Dataset records:

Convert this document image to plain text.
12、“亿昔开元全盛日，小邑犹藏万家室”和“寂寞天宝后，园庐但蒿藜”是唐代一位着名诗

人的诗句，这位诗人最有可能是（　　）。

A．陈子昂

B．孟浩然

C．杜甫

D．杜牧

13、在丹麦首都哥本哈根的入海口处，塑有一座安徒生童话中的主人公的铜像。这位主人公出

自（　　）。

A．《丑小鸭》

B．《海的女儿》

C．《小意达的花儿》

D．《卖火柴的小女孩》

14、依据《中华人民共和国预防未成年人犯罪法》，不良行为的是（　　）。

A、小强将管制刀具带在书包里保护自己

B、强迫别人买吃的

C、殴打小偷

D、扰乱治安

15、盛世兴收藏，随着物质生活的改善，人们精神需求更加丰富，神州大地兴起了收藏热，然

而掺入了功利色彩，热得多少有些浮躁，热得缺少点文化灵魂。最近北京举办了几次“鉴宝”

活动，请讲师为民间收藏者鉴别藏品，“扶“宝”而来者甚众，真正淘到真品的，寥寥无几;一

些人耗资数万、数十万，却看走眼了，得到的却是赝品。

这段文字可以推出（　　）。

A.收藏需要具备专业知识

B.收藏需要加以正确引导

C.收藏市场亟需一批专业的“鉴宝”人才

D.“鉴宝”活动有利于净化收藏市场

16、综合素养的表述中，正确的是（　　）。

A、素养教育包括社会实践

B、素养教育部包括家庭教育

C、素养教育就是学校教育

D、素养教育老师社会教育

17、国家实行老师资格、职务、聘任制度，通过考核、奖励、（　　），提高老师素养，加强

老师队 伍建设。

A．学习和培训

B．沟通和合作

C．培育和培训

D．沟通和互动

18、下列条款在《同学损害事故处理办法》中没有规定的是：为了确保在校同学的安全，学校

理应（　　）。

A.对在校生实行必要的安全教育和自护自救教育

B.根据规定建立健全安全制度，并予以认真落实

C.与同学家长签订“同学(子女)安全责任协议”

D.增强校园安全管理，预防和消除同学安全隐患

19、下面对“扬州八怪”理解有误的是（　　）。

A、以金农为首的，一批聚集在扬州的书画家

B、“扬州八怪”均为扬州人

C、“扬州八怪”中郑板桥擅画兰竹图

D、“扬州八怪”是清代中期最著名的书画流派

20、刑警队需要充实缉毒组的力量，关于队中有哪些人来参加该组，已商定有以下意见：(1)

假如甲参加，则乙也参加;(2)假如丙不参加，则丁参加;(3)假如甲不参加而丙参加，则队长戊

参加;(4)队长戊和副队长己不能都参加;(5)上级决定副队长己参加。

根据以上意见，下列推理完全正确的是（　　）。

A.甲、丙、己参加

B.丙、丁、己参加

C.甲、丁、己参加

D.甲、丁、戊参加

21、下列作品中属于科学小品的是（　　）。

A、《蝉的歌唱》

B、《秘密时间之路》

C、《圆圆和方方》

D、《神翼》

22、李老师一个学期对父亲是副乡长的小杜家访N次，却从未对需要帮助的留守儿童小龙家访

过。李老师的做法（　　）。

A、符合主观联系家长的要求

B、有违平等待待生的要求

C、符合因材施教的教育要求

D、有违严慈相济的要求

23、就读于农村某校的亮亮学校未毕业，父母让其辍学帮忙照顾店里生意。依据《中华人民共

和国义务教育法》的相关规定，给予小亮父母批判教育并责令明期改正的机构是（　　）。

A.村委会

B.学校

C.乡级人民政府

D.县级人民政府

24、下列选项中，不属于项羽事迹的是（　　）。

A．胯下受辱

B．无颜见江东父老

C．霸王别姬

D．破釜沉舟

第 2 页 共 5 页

Goal: Lines holding the word "扬州八怪" in the entries above are the ones to pull out. Copy them all.

Finished task:
19、下面对“扬州八怪”理解有误的是（　　）。
B、“扬州八怪”均为扬州人
C、“扬州八怪”中郑板桥擅画兰竹图
D、“扬州八怪”是清代中期最著名的书画流派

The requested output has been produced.